#### [EXERCISE PROMPT]
Each entry here needs to be set down again exactly, please; pictures are left out.

#### [INPUT RECORDS]
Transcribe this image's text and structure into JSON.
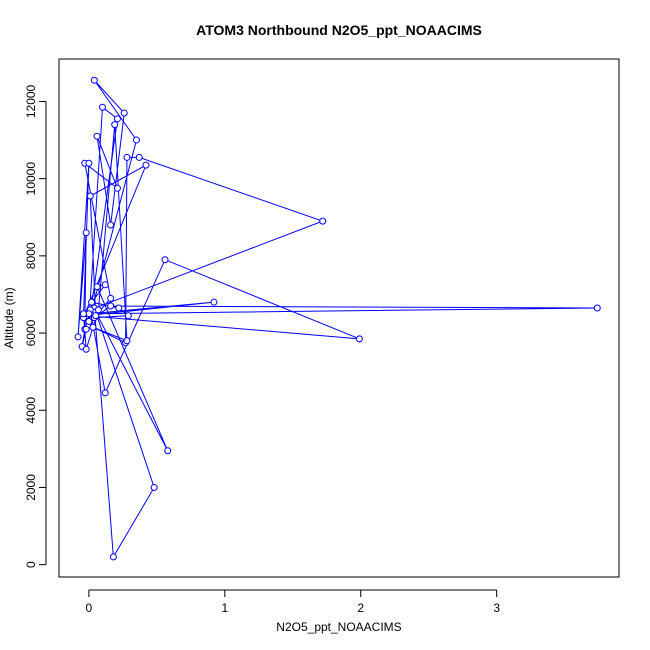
{
  "chart_data": {
    "type": "line",
    "title": "ATOM3 Northbound N2O5_ppt_NOAACIMS",
    "xlabel": "N2O5_ppt_NOAACIMS",
    "ylabel": "Altitude (m)",
    "xlim": [
      -0.22,
      3.9
    ],
    "ylim": [
      -320,
      13100
    ],
    "xticks": [
      0,
      1,
      2,
      3
    ],
    "xtick_labels": [
      "0",
      "1",
      "2",
      "3"
    ],
    "yticks": [
      0,
      2000,
      4000,
      6000,
      8000,
      10000,
      12000
    ],
    "ytick_labels": [
      "0",
      "2000",
      "4000",
      "6000",
      "8000",
      "10000",
      "12000"
    ],
    "grid": false,
    "line_color": "#0000ff",
    "marker": "open-circle",
    "series": [
      {
        "x": [
          0.04,
          0.18,
          0.48,
          0.05,
          0.58,
          0.06,
          0.12,
          0.02,
          0.22,
          0.29,
          0.04,
          0.16,
          3.74,
          0.01,
          0.92,
          -0.02,
          1.99,
          0.56,
          0.12,
          0.01,
          1.72,
          0.37,
          0.28,
          0.27,
          0.0,
          0.21,
          0.1,
          0.0,
          0.35,
          0.04,
          0.26,
          0.16,
          0.06,
          0.21,
          -0.03,
          0.16,
          0.05,
          0.01,
          0.42,
          -0.04,
          0.0,
          -0.08,
          -0.02,
          -0.03,
          -0.05,
          -0.02,
          0.0,
          -0.04,
          -0.02,
          0.07,
          0.19,
          0.28,
          0.03
        ],
        "y": [
          6650,
          200,
          2000,
          6550,
          2950,
          7200,
          7250,
          6800,
          6650,
          6450,
          6400,
          6700,
          6650,
          6500,
          6800,
          6450,
          5850,
          7900,
          4450,
          6600,
          8900,
          10550,
          10550,
          5750,
          6200,
          11550,
          11850,
          6300,
          11000,
          12550,
          11700,
          8800,
          11100,
          9750,
          10400,
          6900,
          6450,
          9550,
          10350,
          6400,
          10400,
          5900,
          8600,
          6100,
          5650,
          6100,
          6500,
          6500,
          5580,
          6600,
          11400,
          5800,
          6150
        ]
      }
    ]
  }
}
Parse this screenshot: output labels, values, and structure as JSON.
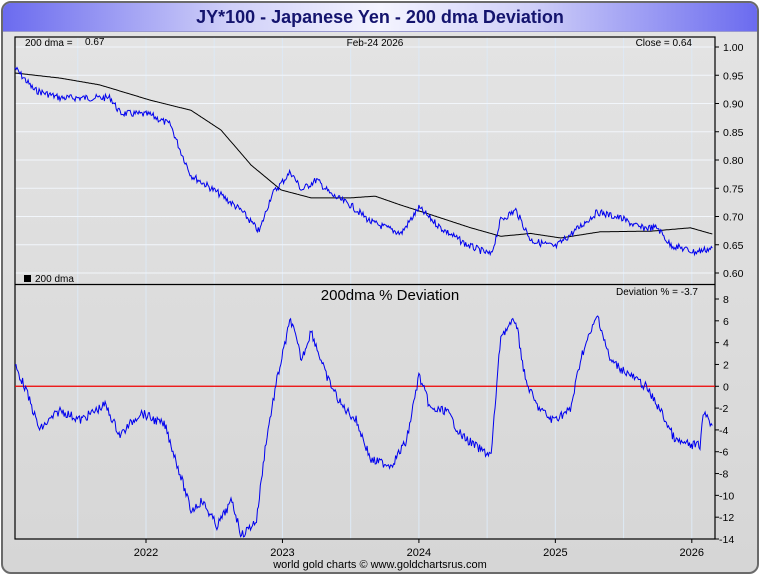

#### [ANSWER TO THIS EXERCISE]
Transcribe this image's text and structure into JSON.
{
  "chart_data": {
    "type": "line",
    "title": "ATOM3 Northbound N2O5_ppt_NOAACIMS",
    "xlabel": "N2O5_ppt_NOAACIMS",
    "ylabel": "Altitude (m)",
    "xlim": [
      -0.22,
      3.9
    ],
    "ylim": [
      -320,
      13100
    ],
    "xticks": [
      0,
      1,
      2,
      3
    ],
    "xtick_labels": [
      "0",
      "1",
      "2",
      "3"
    ],
    "yticks": [
      0,
      2000,
      4000,
      6000,
      8000,
      10000,
      12000
    ],
    "ytick_labels": [
      "0",
      "2000",
      "4000",
      "6000",
      "8000",
      "10000",
      "12000"
    ],
    "grid": false,
    "line_color": "#0000ff",
    "marker": "open-circle",
    "series": [
      {
        "x": [
          0.04,
          0.18,
          0.48,
          0.05,
          0.58,
          0.06,
          0.12,
          0.02,
          0.22,
          0.29,
          0.04,
          0.16,
          3.74,
          0.01,
          0.92,
          -0.02,
          1.99,
          0.56,
          0.12,
          0.01,
          1.72,
          0.37,
          0.28,
          0.27,
          0.0,
          0.21,
          0.1,
          0.0,
          0.35,
          0.04,
          0.26,
          0.16,
          0.06,
          0.21,
          -0.03,
          0.16,
          0.05,
          0.01,
          0.42,
          -0.04,
          0.0,
          -0.08,
          -0.02,
          -0.03,
          -0.05,
          -0.02,
          0.0,
          -0.04,
          -0.02,
          0.07,
          0.19,
          0.28,
          0.03
        ],
        "y": [
          6650,
          200,
          2000,
          6550,
          2950,
          7200,
          7250,
          6800,
          6650,
          6450,
          6400,
          6700,
          6650,
          6500,
          6800,
          6450,
          5850,
          7900,
          4450,
          6600,
          8900,
          10550,
          10550,
          5750,
          6200,
          11550,
          11850,
          6300,
          11000,
          12550,
          11700,
          8800,
          11100,
          9750,
          10400,
          6900,
          6450,
          9550,
          10350,
          6400,
          10400,
          5900,
          8600,
          6100,
          5650,
          6100,
          6500,
          6500,
          5580,
          6600,
          11400,
          5800,
          6150
        ]
      }
    ]
  }
}
Parse this screenshot: output labels, values, and structure as JSON.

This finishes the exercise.